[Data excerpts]
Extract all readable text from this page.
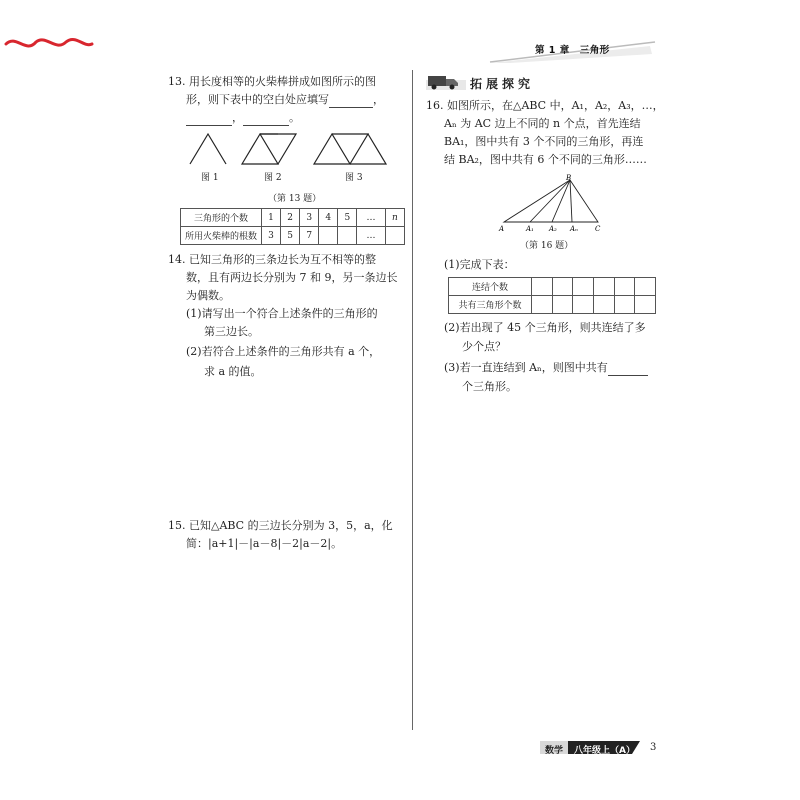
第 1 章　三角形
13. 用长度相等的火柴棒拼成如图所示的图
形，则下表中的空白处应填写	，
，	。
图 1	图 2	图 3
（第 13 题）
三角形的个数	1	2	3	4	5	…	n
所用火柴棒的根数	3	5	7			…	
14. 已知三角形的三条边长为互不相等的整
数，且有两边长分别为 7 和 9，另一条边长
为偶数。
(1)请写出一个符合上述条件的三角形的
第三边长。
(2)若符合上述条件的三角形共有 a 个，
求 a 的值。
15. 已知△ABC 的三边长分别为 3，5，a，化
简：|a+1|－|a－8|－2|a－2|。
拓展探究
16. 如图所示，在△ABC 中，A₁，A₂，A₃，…，
Aₙ 为 AC 边上不同的 n 个点，首先连结
BA₁，图中共有 3 个不同的三角形，再连
结 BA₂，图中共有 6 个不同的三角形……
B
A	A₁ A₂ Aₙ C
（第 16 题）
(1)完成下表：
连结个数						
共有三角形个数						
(2)若出现了 45 个三角形，则共连结了多
少个点？
(3)若一直连结到 Aₙ，则图中共有
个三角形。
数学 八年级上（A） 3
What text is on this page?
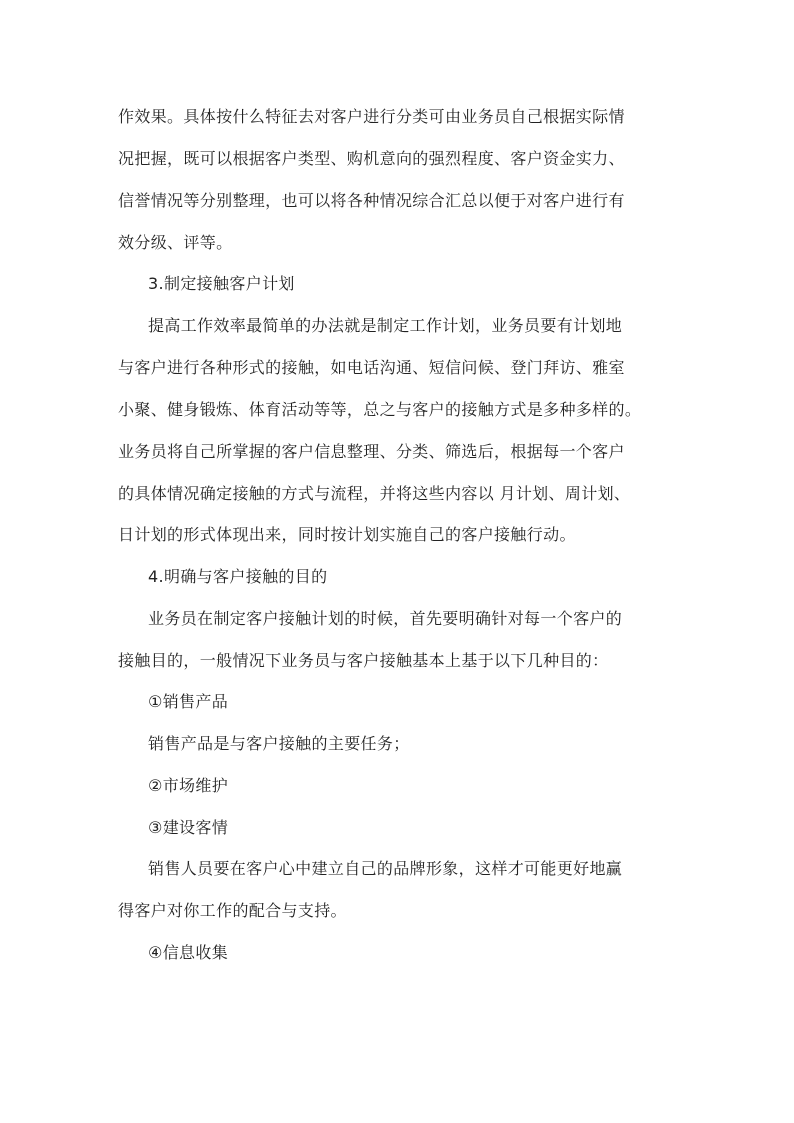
作效果。具体按什么特征去对客户进行分类可由业务员自己根据实际情
况把握，既可以根据客户类型、购机意向的强烈程度、客户资金实力、
信誉情况等分别整理，也可以将各种情况综合汇总以便于对客户进行有
效分级、评等。
3.制定接触客户计划
提高工作效率最简单的办法就是制定工作计划，业务员要有计划地
与客户进行各种形式的接触，如电话沟通、短信问候、登门拜访、雅室
小聚、健身锻炼、体育活动等等，总之与客户的接触方式是多种多样的。
业务员将自己所掌握的客户信息整理、分类、筛选后，根据每一个客户
的具体情况确定接触的方式与流程，并将这些内容以 月计划、周计划、
日计划的形式体现出来，同时按计划实施自己的客户接触行动。
4.明确与客户接触的目的
业务员在制定客户接触计划的时候，首先要明确针对每一个客户的
接触目的，一般情况下业务员与客户接触基本上基于以下几种目的：
①销售产品
销售产品是与客户接触的主要任务；
②市场维护
③建设客情
销售人员要在客户心中建立自己的品牌形象，这样才可能更好地赢
得客户对你工作的配合与支持。
④信息收集
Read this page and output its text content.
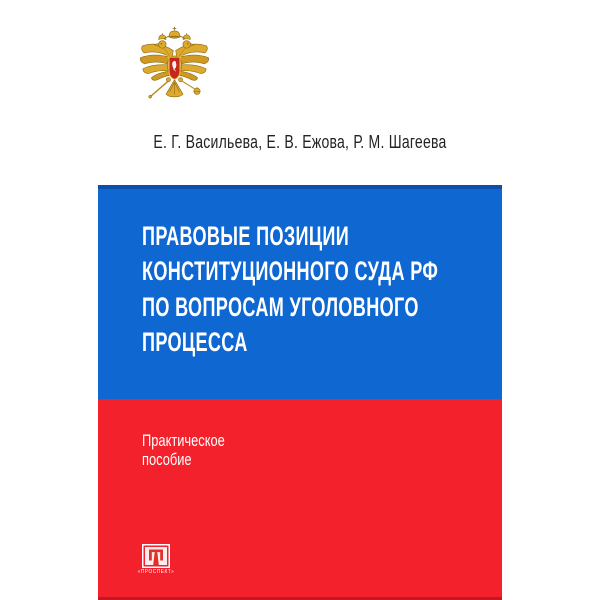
Е. Г. Васильева, Е. В. Ежова, Р. М. Шагеева
ПРАВОВЫЕ ПОЗИЦИИ
КОНСТИТУЦИОННОГО СУДА РФ
ПО ВОПРОСАМ УГОЛОВНОГО
ПРОЦЕССА
Практическое
пособие
«ПРОСПЕКТ»
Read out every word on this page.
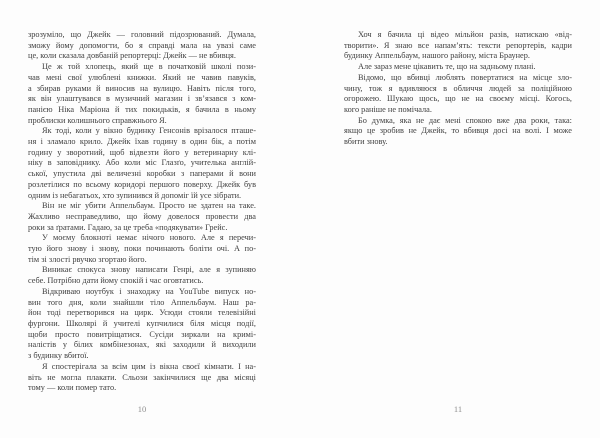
зрозуміло, що Джейк — головний підозрюваний. Думала,
зможу йому допомогти, бо я справді мала на увазі саме
це, коли сказала довбаній репортерці: Джейк — не вбивця.
Це ж той хлопець, який ще в початковій школі пози-
чав мені свої улюблені книжки. Який не чавив павуків,
а збирав руками й виносив на вулицю. Навіть після того,
як він улаштувався в музичний магазин і зв’язався з ком-
панією Ніка Маріона й тих покидьків, я бачила в ньому
проблиски колишнього справжнього Я.
Як тоді, коли у вікно будинку Генсонів врізалося пташе-
ня і зламало крило. Джейк їхав годину в один бік, а потім
годину у зворотний, щоб відвезти його у ветеринарну клі-
ніку в заповіднику. Або коли міс Глазґо, учителька англій-
ської, упустила дві величезні коробки з паперами й вони
розлетілися по всьому коридорі першого поверху. Джейк був
одним із небагатьох, хто зупинився й допоміг їй усе зібрати.
Він не міг убити Аппельбаум. Просто не здатен на таке.
Жахливо несправедливо, що йому довелося провести два
роки за ґратами. Гадаю, за це треба «подякувати» Грейс.
У моєму блокноті немає нічого нового. Але я перечи-
тую його знову і знову, поки починають боліти очі. А по-
тім зі злості рвучко згортаю його.
Виникає спокуса знову написати Генрі, але я зупиняю
себе. Потрібно дати йому спокій і час оговтатись.
Відкриваю ноутбук і знаходжу на YouTube випуск но-
вин того дня, коли знайшли тіло Аппельбаум. Наш ра-
йон тоді перетворився на цирк. Усюди стояли телевізійні
фургони. Школярі й учителі купчилися біля місця події,
щоби просто повитріщатися. Сусіди зиркали на кримі-
налістів у білих комбінезонах, які заходили й виходили
з будинку вбитої.
Я спостерігала за всім цим із вікна своєї кімнати. І на-
віть не могла плакати. Сльози закінчилися ще два місяці
тому — коли помер тато.
Хоч я бачила ці відео мільйон разів, натискаю «від-
творити». Я знаю все напам’ять: тексти репортерів, кадри
будинку Аппельбаум, нашого району, міста Браунер.
Але зараз мене цікавить те, що на задньому плані.
Відомо, що вбивці люблять повертатися на місце зло-
чину, тож я вдивляюся в обличчя людей за поліційною
огорожею. Шукаю щось, що не на своєму місці. Когось,
кого раніше не помічала.
Бо думка, яка не дає мені спокою вже два роки, така:
якщо це зробив не Джейк, то вбивця досі на волі. І може
вбити знову.
10	11
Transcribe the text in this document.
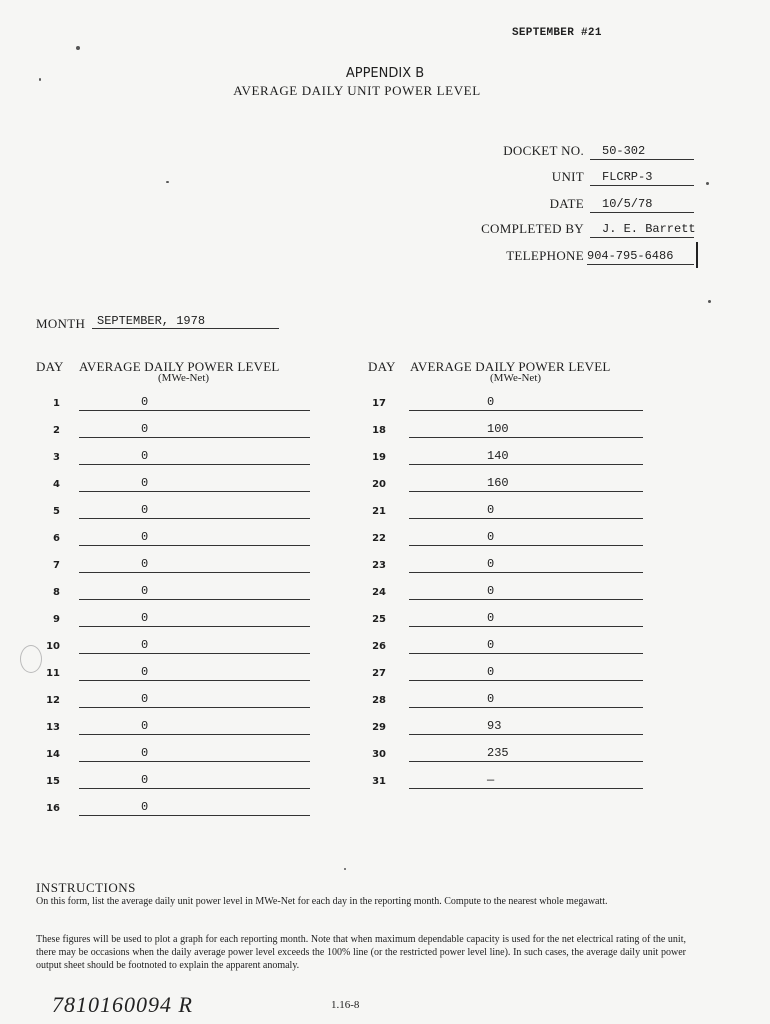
SEPTEMBER #21
APPENDIX B
AVERAGE DAILY UNIT POWER LEVEL
DOCKET NO. 50-302
UNIT FLCRP-3
DATE 10/5/78
COMPLETED BY J. E. Barrett
TELEPHONE 904-795-6486
MONTH SEPTEMBER, 1978
DAY AVERAGE DAILY POWER LEVEL
(MWe-Net)
DAY AVERAGE DAILY POWER LEVEL
(MWe-Net)
1	0
2	0
3	0
4	0
5	0
6	0
7	0
8	0
9	0
10	0
11	0
12	0
13	0
14	0
15	0
16	0
17	0
18	100
19	140
20	160
21	0
22	0
23	0
24	0
25	0
26	0
27	0
28	0
29	93
30	235
31	—
INSTRUCTIONS
On this form, list the average daily unit power level in MWe-Net for each day in the reporting month. Compute to the nearest whole megawatt.
These figures will be used to plot a graph for each reporting month. Note that when maximum dependable capacity is used for the net electrical rating of the unit, there may be occasions when the daily average power level exceeds the 100% line (or the restricted power level line). In such cases, the average daily unit power output sheet should be footnoted to explain the apparent anomaly.
7810160094 R	1.16-8
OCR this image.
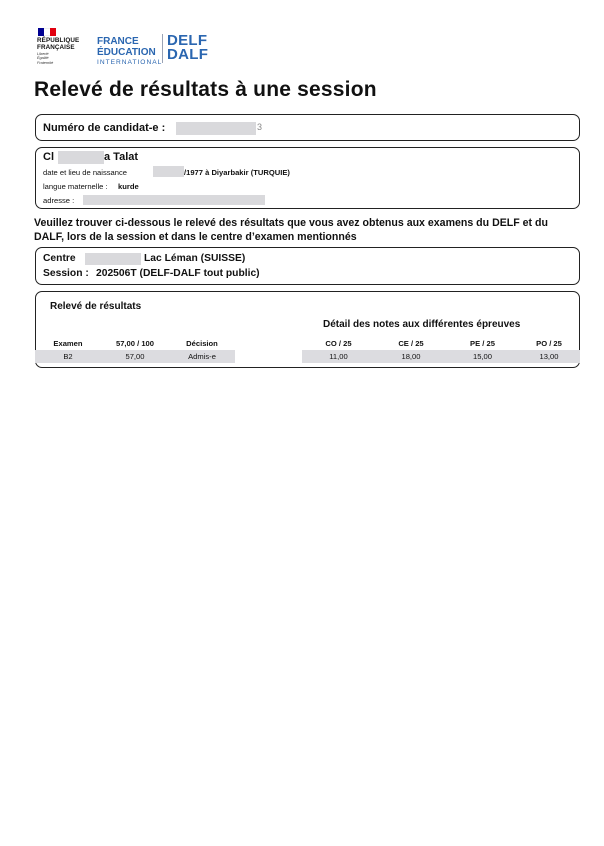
RÉPUBLIQUE
FRANÇAISE
Liberté
Égalité
Fraternité
FRANCE
ÉDUCATION
INTERNATIONAL
DELF
DALF
Relevé de résultats à une session
Numéro de candidat-e :	3
Cl	a Talat
date et lieu de naissance	/1977 à Diyarbakir (TURQUIE)
langue maternelle : kurde
adresse :
Veuillez trouver ci-dessous le relevé des résultats que vous avez obtenus aux examens du DELF et du DALF, lors de la session et dans le centre d’examen mentionnés
Centre	Lac Léman (SUISSE)
Session : 202506T (DELF-DALF tout public)
Relevé de résultats
Détail des notes aux différentes épreuves
Examen	57,00 / 100	Décision		CO / 25	CE / 25	PE / 25	PO / 25
B2	57,00	Admis-e		11,00	18,00	15,00	13,00
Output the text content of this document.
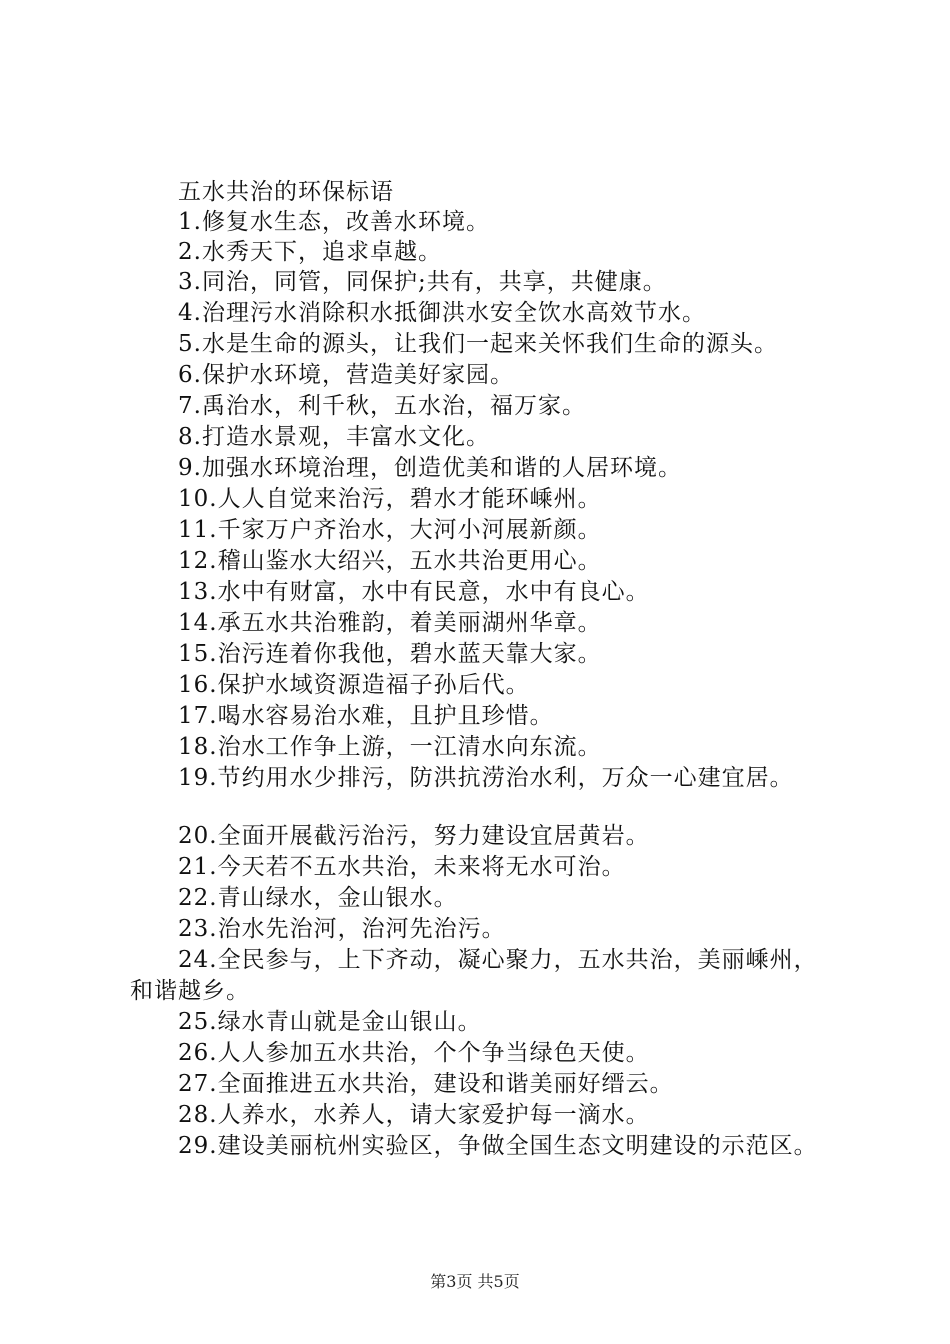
五水共治的环保标语
1.修复水生态，改善水环境。
2.水秀天下，追求卓越。
3.同治，同管，同保护;共有，共享，共健康。
4.治理污水消除积水抵御洪水安全饮水高效节水。
5.水是生命的源头，让我们一起来关怀我们生命的源头。
6.保护水环境，营造美好家园。
7.禹治水，利千秋，五水治，福万家。
8.打造水景观，丰富水文化。
9.加强水环境治理，创造优美和谐的人居环境。
10.人人自觉来治污，碧水才能环嵊州。
11.千家万户齐治水，大河小河展新颜。
12.稽山鉴水大绍兴，五水共治更用心。
13.水中有财富，水中有民意，水中有良心。
14.承五水共治雅韵，着美丽湖州华章。
15.治污连着你我他，碧水蓝天靠大家。
16.保护水域资源造福子孙后代。
17.喝水容易治水难，且护且珍惜。
18.治水工作争上游，一江清水向东流。
19.节约用水少排污，防洪抗涝治水利，万众一心建宜居。
20.全面开展截污治污，努力建设宜居黄岩。
21.今天若不五水共治，未来将无水可治。
22.青山绿水，金山银水。
23.治水先治河，治河先治污。
24.全民参与，上下齐动，凝心聚力，五水共治，美丽嵊州，
和谐越乡。
25.绿水青山就是金山银山。
26.人人参加五水共治，个个争当绿色天使。
27.全面推进五水共治，建设和谐美丽好缙云。
28.人养水，水养人，请大家爱护每一滴水。
29.建设美丽杭州实验区，争做全国生态文明建设的示范区。
第3页 共5页
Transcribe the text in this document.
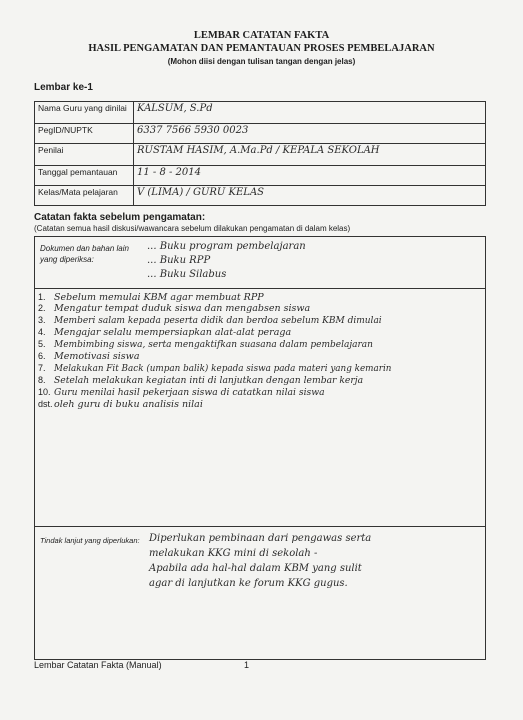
LEMBAR CATATAN FAKTA
HASIL PENGAMATAN DAN PEMANTAUAN PROSES PEMBELAJARAN
(Mohon diisi dengan tulisan tangan dengan jelas)
Lembar ke-1
Nama Guru yang dinilai	KALSUM, S.Pd
PegID/NUPTK	6337 7566 5930 0023
Penilai	RUSTAM HASIM, A.Ma.Pd / KEPALA SEKOLAH
Tanggal pemantauan	11 - 8 - 2014
Kelas/Mata pelajaran	V (LIMA) / GURU KELAS
Catatan fakta sebelum pengamatan:
(Catatan semua hasil diskusi/wawancara sebelum dilakukan pengamatan di dalam kelas)
Dokumen dan bahan lain yang diperiksa:
... Buku program pembelajaran
... Buku RPP
... Buku Silabus
1. Sebelum memulai KBM agar membuat RPP
2. Mengatur tempat duduk siswa dan mengabsen siswa
3. Memberi salam kepada peserta didik dan berdoa sebelum KBM dimulai
4. Mengajar selalu mempersiapkan alat-alat peraga
5. Membimbing siswa, serta mengaktifkan suasana dalam pembelajaran
6. Memotivasi siswa
7. Melakukan Fit Back (umpan balik) kepada siswa pada materi yang kemarin
8. Setelah melakukan kegiatan inti di lanjutkan dengan lembar kerja
10. Guru menilai hasil pekerjaan siswa di catatkan nilai siswa
dst.oleh guru di buku analisis nilai
Tindak lanjut yang diperlukan: Diperlukan pembinaan dari pengawas serta
melakukan KKG mini di sekolah -
Apabila ada hal-hal dalam KBM yang sulit
agar di lanjutkan ke forum KKG gugus.
Lembar Catatan Fakta (Manual)	1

**Exercise directions**
Filter out all lines lacking the word "text" and copy the rest.

**Answer to this problem**
Extract all readable text from this page.
What text is on this page?
Read this page and output its text content.
Transcribe the text in this document.
Output the text content of this document.
Transcribe the text in this document.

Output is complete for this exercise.